## Stated goal
Format each line of the records below as an item in a numbered list, omitting any blank lines.

▬▬▬

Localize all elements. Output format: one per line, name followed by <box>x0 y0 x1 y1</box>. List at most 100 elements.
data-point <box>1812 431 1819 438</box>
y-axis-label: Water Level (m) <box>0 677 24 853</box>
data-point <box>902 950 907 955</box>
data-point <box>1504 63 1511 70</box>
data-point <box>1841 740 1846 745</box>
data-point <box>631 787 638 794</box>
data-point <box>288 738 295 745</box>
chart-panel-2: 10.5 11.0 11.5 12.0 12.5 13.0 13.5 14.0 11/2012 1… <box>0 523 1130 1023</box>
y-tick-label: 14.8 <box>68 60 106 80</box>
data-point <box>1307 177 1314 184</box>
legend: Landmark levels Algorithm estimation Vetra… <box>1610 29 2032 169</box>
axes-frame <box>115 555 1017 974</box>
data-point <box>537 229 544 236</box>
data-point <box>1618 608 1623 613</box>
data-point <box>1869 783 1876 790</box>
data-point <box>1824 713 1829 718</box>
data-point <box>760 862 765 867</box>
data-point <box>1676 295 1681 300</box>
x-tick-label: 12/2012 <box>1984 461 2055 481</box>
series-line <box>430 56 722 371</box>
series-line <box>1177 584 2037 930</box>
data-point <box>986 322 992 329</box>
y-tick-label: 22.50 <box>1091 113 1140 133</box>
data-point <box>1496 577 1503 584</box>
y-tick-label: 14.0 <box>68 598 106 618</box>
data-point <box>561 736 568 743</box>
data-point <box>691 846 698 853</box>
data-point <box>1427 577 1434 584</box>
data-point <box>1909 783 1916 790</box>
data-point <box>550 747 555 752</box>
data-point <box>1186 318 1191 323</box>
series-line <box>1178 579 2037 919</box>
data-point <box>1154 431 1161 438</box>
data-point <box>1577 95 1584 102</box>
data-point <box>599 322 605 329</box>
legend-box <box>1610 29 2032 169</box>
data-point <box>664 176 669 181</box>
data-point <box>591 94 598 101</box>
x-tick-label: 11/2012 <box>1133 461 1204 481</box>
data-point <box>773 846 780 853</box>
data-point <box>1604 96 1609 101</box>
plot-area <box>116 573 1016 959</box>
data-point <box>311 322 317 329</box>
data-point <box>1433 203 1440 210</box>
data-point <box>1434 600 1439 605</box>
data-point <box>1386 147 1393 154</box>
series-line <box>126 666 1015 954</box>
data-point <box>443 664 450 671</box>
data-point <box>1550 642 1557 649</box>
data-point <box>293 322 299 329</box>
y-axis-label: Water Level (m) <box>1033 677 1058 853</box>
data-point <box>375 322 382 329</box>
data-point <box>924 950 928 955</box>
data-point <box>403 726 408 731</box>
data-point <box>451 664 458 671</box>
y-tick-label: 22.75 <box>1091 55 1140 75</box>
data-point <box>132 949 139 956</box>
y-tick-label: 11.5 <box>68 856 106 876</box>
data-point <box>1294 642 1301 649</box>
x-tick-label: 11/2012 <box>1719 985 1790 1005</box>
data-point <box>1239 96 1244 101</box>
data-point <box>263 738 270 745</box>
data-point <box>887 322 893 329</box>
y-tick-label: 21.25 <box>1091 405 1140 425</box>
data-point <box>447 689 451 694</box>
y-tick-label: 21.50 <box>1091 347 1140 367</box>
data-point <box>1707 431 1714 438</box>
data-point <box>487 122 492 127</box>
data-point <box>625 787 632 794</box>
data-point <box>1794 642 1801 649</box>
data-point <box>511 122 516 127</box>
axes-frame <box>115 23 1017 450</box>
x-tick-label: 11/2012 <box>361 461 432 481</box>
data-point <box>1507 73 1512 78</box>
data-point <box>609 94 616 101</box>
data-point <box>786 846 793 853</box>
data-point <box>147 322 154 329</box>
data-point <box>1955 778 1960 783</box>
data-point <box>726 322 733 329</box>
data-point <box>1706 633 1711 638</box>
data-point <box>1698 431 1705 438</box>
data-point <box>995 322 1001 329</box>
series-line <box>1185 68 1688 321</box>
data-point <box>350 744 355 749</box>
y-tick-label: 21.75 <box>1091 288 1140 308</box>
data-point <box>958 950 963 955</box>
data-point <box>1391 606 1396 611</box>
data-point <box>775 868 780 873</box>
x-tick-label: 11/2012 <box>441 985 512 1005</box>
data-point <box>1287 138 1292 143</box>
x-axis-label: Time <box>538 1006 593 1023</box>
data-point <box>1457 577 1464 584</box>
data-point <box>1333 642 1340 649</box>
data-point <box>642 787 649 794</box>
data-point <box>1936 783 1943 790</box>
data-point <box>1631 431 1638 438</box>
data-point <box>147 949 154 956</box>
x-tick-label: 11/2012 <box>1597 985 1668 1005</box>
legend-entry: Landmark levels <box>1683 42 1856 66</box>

▬▬▬

## Solution to the problem
1. Localize all elements. Output format: one per line, name followed by <box>x0 y0 x1 y1</box>. List at most 100 elements.
2. data-point <box>1812 431 1819 438</box>
3. y-axis-label: Water Level (m) <box>0 677 24 853</box>
4. data-point <box>902 950 907 955</box>
5. data-point <box>1504 63 1511 70</box>
6. data-point <box>1841 740 1846 745</box>
7. data-point <box>631 787 638 794</box>
8. data-point <box>288 738 295 745</box>
9. chart-panel-2: 10.5 11.0 11.5 12.0 12.5 13.0 13.5 14.0 11/2012 1… <box>0 523 1130 1023</box>
10. y-tick-label: 14.8 <box>68 60 106 80</box>
11. data-point <box>1307 177 1314 184</box>
12. legend: Landmark levels Algorithm estimation Vetra… <box>1610 29 2032 169</box>
13. axes-frame <box>115 555 1017 974</box>
14. data-point <box>537 229 544 236</box>
15. data-point <box>1618 608 1623 613</box>
16. data-point <box>1869 783 1876 790</box>
17. data-point <box>1824 713 1829 718</box>
18. data-point <box>760 862 765 867</box>
19. data-point <box>1676 295 1681 300</box>
20. x-tick-label: 12/2012 <box>1984 461 2055 481</box>
21. series-line <box>430 56 722 371</box>
22. series-line <box>1177 584 2037 930</box>
23. data-point <box>986 322 992 329</box>
24. y-tick-label: 22.50 <box>1091 113 1140 133</box>
25. data-point <box>1496 577 1503 584</box>
26. y-tick-label: 14.0 <box>68 598 106 618</box>
27. data-point <box>561 736 568 743</box>
28. data-point <box>691 846 698 853</box>
29. data-point <box>1427 577 1434 584</box>
30. data-point <box>1909 783 1916 790</box>
31. data-point <box>550 747 555 752</box>
32. data-point <box>1186 318 1191 323</box>
33. series-line <box>1178 579 2037 919</box>
34. data-point <box>1154 431 1161 438</box>
35. data-point <box>1577 95 1584 102</box>
36. data-point <box>599 322 605 329</box>
37. legend-box <box>1610 29 2032 169</box>
38. data-point <box>664 176 669 181</box>
39. data-point <box>591 94 598 101</box>
40. x-tick-label: 11/2012 <box>1133 461 1204 481</box>
41. data-point <box>773 846 780 853</box>
42. data-point <box>1604 96 1609 101</box>
43. plot-area <box>116 573 1016 959</box>
44. data-point <box>311 322 317 329</box>
45. data-point <box>1433 203 1440 210</box>
46. data-point <box>1434 600 1439 605</box>
47. data-point <box>1386 147 1393 154</box>
48. series-line <box>126 666 1015 954</box>
49. data-point <box>443 664 450 671</box>
50. data-point <box>1550 642 1557 649</box>
51. data-point <box>293 322 299 329</box>
52. y-axis-label: Water Level (m) <box>1033 677 1058 853</box>
53. data-point <box>375 322 382 329</box>
54. data-point <box>924 950 928 955</box>
55. data-point <box>403 726 408 731</box>
56. data-point <box>451 664 458 671</box>
57. y-tick-label: 22.75 <box>1091 55 1140 75</box>
58. data-point <box>132 949 139 956</box>
59. y-tick-label: 11.5 <box>68 856 106 876</box>
60. data-point <box>1294 642 1301 649</box>
61. x-tick-label: 11/2012 <box>1719 985 1790 1005</box>
62. data-point <box>1239 96 1244 101</box>
63. data-point <box>263 738 270 745</box>
64. data-point <box>887 322 893 329</box>
65. y-tick-label: 21.25 <box>1091 405 1140 425</box>
66. data-point <box>447 689 451 694</box>
67. y-tick-label: 21.50 <box>1091 347 1140 367</box>
68. data-point <box>1707 431 1714 438</box>
69. data-point <box>487 122 492 127</box>
70. data-point <box>625 787 632 794</box>
71. data-point <box>1794 642 1801 649</box>
72. data-point <box>511 122 516 127</box>
73. axes-frame <box>115 23 1017 450</box>
74. x-tick-label: 11/2012 <box>361 461 432 481</box>
75. data-point <box>1507 73 1512 78</box>
76. data-point <box>609 94 616 101</box>
77. data-point <box>786 846 793 853</box>
78. data-point <box>147 322 154 329</box>
79. data-point <box>1955 778 1960 783</box>
80. data-point <box>726 322 733 329</box>
81. data-point <box>1706 633 1711 638</box>
82. data-point <box>1698 431 1705 438</box>
83. data-point <box>995 322 1001 329</box>
84. series-line <box>1185 68 1688 321</box>
85. data-point <box>350 744 355 749</box>
86. y-tick-label: 21.75 <box>1091 288 1140 308</box>
87. data-point <box>958 950 963 955</box>
88. data-point <box>1391 606 1396 611</box>
89. data-point <box>775 868 780 873</box>
90. x-tick-label: 11/2012 <box>441 985 512 1005</box>
91. data-point <box>1287 138 1292 143</box>
92. x-axis-label: Time <box>538 1006 593 1023</box>
93. data-point <box>1457 577 1464 584</box>
94. data-point <box>1333 642 1340 649</box>
95. data-point <box>642 787 649 794</box>
96. data-point <box>1936 783 1943 790</box>
97. data-point <box>1631 431 1638 438</box>
98. data-point <box>147 949 154 956</box>
99. x-tick-label: 11/2012 <box>1597 985 1668 1005</box>
100. legend-entry: Landmark levels <box>1683 42 1856 66</box>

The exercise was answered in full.